[Goal A]
Copy out the entries starting at the line that contains "point <box>118 257 135 274</box>" and ending at the line that contains "point <box>164 259 181 276</box>", with both of those lines included.

[Extracted text]
* BEGIN *

The meta-function asSeenFrom(´T´, ´C´, ´p´), where ´T´ is a type or methodic type visible inside the class ´C´ and ´p´ is a stable type, rebases the type ´T´ "as seen from" the prefix ´p´. Essentially, it substitutes this-types and class type parameters in ´T´ to appropriate types visible from outside. Since T is visible inside ´C´, it can contain this-types and class type parameters of ´C´ itself as well as of all its enclosing classes. This-types of enclosing classes must be mapped to appropriate subprefixes of ´p´, while class type parameters must be mapped to appropriate concrete type arguments.

asSeenFrom(´T´, ´C´, ´p´) only makes sense if ´p´ has a base type for ´C´, i.e., if baseType(´p´, ´C´) is defined.

We define asSeenFrom(´T´, ´C´, ´p´) where baseType(´p´, ´C´) = ´q.C[U_1, ..., U_n]´ as follows:

• If ´T´ is a reference to the ´i´th class type parameter of some class ´D´:
  • If baseType(´p´, ´D´) ´= r.D[W_1, ..., W_m]´ is defined, then ´W_i´
  • Otherwise, if ´q = \epsilon´ or ´q´ is a package ref, then ´T´
  • Otherwise, ´q´ is a type, ´C´ must be defined in another class ´B´ and baseType(´q´, ´B´) must be defined, then asSeenFrom(´T´, ´B´, ´q´)
• Otherwise, if ´T´ is a this-type ´D´.this:
  • If ´D´ is a subclass of ´C´ and baseType(´p´, ´D´) is defined, then ´p´ (this is always the case when ´D = C´)
  • Otherwise, if ´q = \epsilon´ or ´q´ is a package ref, then ´T´
  • Otherwise, ´q´ is a type, ´C´ must be defined in another class ´B´ and baseType(´q´, ´B´) must be defined, then asSeenFrom(´T´, ´B´, ´q´)
• Otherwise, ´T´ where each if of its type components ´T_i´ is mapped to asSeenFrom(´T_i´, ´C´, ´p´).

For convenience, we generalize asSeenFrom to type definitions ´D´.

• If ´D´ is an alias ´= U´, then asSeenFrom(´D´, ´C´, ´p´) = asSeenFrom(´U´, ´C´, ´p´).
• If ´D´ is an abstract type definition with bounds ´>: L <: H´, then asSeenFrom(´D´, ´C´, ´p´) = ´>:´ asSeenFrom(´L´, ´C´, ´p´) ´<:´ asSeenFrom(´H´, ´C´, ´p´).

* END *

Layout element entries
* BEGIN *

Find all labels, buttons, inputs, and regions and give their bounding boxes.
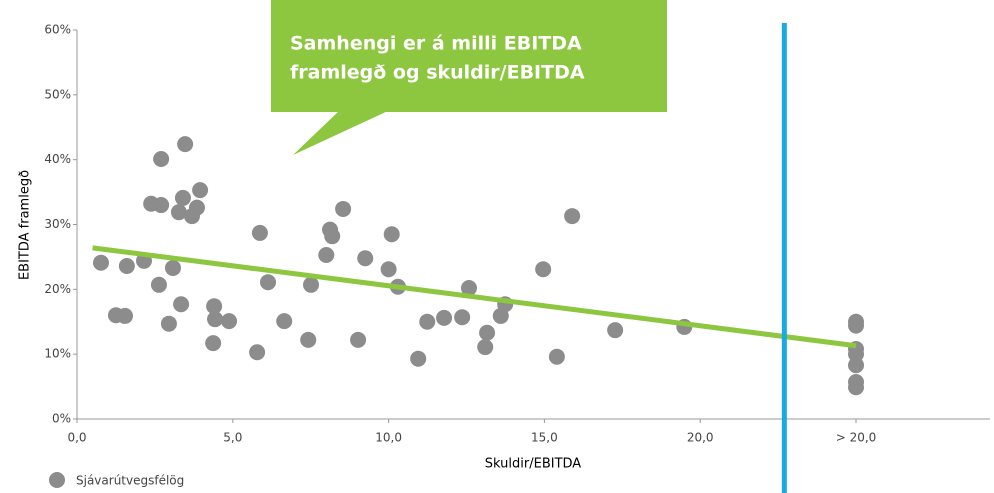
point <box>118 257 135 274</box>
point <box>318 246 335 263</box>
point <box>607 322 624 339</box>
point <box>150 276 167 293</box>
callout-box <box>271 0 667 112</box>
point <box>479 324 496 341</box>
point <box>206 298 223 315</box>
point <box>848 346 865 363</box>
point <box>188 199 205 216</box>
point <box>564 208 581 225</box>
point <box>535 261 552 278</box>
x-tick-label: 10,0 <box>375 431 402 445</box>
callout-pointer <box>293 110 390 155</box>
point <box>848 379 865 396</box>
point <box>205 335 222 352</box>
y-tick-label: 30% <box>44 217 71 231</box>
point <box>164 259 181 276</box>
y-axis-title: EBITDA framlegð <box>18 170 33 280</box>
y-tick-label: 10% <box>44 347 71 361</box>
point <box>251 224 268 241</box>
x-tick-label: 5,0 <box>223 431 242 445</box>
point <box>454 309 471 326</box>
point <box>221 313 238 330</box>
y-tick-label: 0% <box>52 412 71 426</box>
point <box>548 348 565 365</box>
point <box>260 274 277 291</box>
y-tick-label: 60% <box>44 23 71 37</box>
point <box>410 350 427 367</box>
point <box>249 344 266 361</box>
x-axis-title: Skuldir/EBITDA <box>485 457 582 472</box>
y-tick-label: 40% <box>44 152 71 166</box>
point <box>153 197 170 214</box>
y-tick-label: 50% <box>44 87 71 101</box>
trendline <box>92 245 857 349</box>
point <box>848 317 865 334</box>
point <box>276 313 293 330</box>
point <box>303 276 320 293</box>
point <box>170 204 187 221</box>
x-tick-label: 0,0 <box>67 431 86 445</box>
point <box>477 339 494 356</box>
point <box>460 280 477 297</box>
point <box>207 311 224 328</box>
point <box>160 315 177 332</box>
x-tick-label: 15,0 <box>531 431 558 445</box>
point <box>357 250 374 267</box>
point <box>173 296 190 313</box>
point <box>380 261 397 278</box>
point <box>419 313 436 330</box>
point <box>300 331 317 348</box>
point <box>92 254 109 271</box>
point <box>350 331 367 348</box>
callout: Samhengi er á milli EBITDA framlegð og s… <box>271 0 667 155</box>
point <box>335 200 352 217</box>
point <box>174 189 191 206</box>
point <box>177 136 194 153</box>
legend-marker <box>49 472 65 488</box>
x-tick-label: > 20,0 <box>836 431 877 445</box>
point <box>116 307 133 324</box>
callout-line: framlegð og skuldir/EBITDA <box>290 62 585 84</box>
point <box>383 226 400 243</box>
callout-line: Samhengi er á milli EBITDA <box>290 33 582 55</box>
legend-label: Sjávarútvegsfélög <box>76 474 184 488</box>
y-tick-label: 20% <box>44 282 71 296</box>
point <box>324 228 341 245</box>
point <box>848 357 865 374</box>
point <box>436 309 453 326</box>
point <box>153 151 170 168</box>
x-tick-label: 20,0 <box>687 431 714 445</box>
point <box>192 182 209 199</box>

* END *

[Goal B]
Extend the passage on the asSeenFrom meta-function from the point where it stops.

[Task answer A]
point <box>118 257 135 274</box>
point <box>318 246 335 263</box>
point <box>607 322 624 339</box>
point <box>150 276 167 293</box>
callout-box <box>271 0 667 112</box>
point <box>479 324 496 341</box>
point <box>206 298 223 315</box>
point <box>848 346 865 363</box>
point <box>188 199 205 216</box>
point <box>564 208 581 225</box>
point <box>535 261 552 278</box>
x-tick-label: 10,0 <box>375 431 402 445</box>
callout-pointer <box>293 110 390 155</box>
point <box>848 379 865 396</box>
point <box>205 335 222 352</box>
y-tick-label: 30% <box>44 217 71 231</box>
point <box>164 259 181 276</box>

[Task answer B]
Member Type

The meta-function memberType(´T´, ´id´, ´p´), where ´T´ is a proper type, ´id´ is a term or type identifier, and ´p´ is a stable type, finds a member of a type (T.id) and computes its underlying type (for a term) or type definition (for a type) as seen from the prefix ´p´. For a term, it also computes whether the term is stable. memberType is the fundamental operation that computes the underlying type or underlying type definition of a named designator type.

The result ´M´ of a memberType is one of:

• undefined,
• a term result with underlying type or methodic type ´U´ and a stable flag,
• a class result with class ´C´, or
• a type result with underlying type definition ´D´.

As short-hand, we define memberType(´T´, ´id´) to be the same as memberType(´T´, ´id´, ´T´) when ´T´ is a stable type.

We define memberType(´T´, ´id´, ´p´) as follows:

• If ´T´ is a possibly parameterized class type of the form ´q.C[T_1, ..., T_n]´ (with ´n \geq 0´):
  • Let ´m´ be the class member of ´C´ with name ´id´.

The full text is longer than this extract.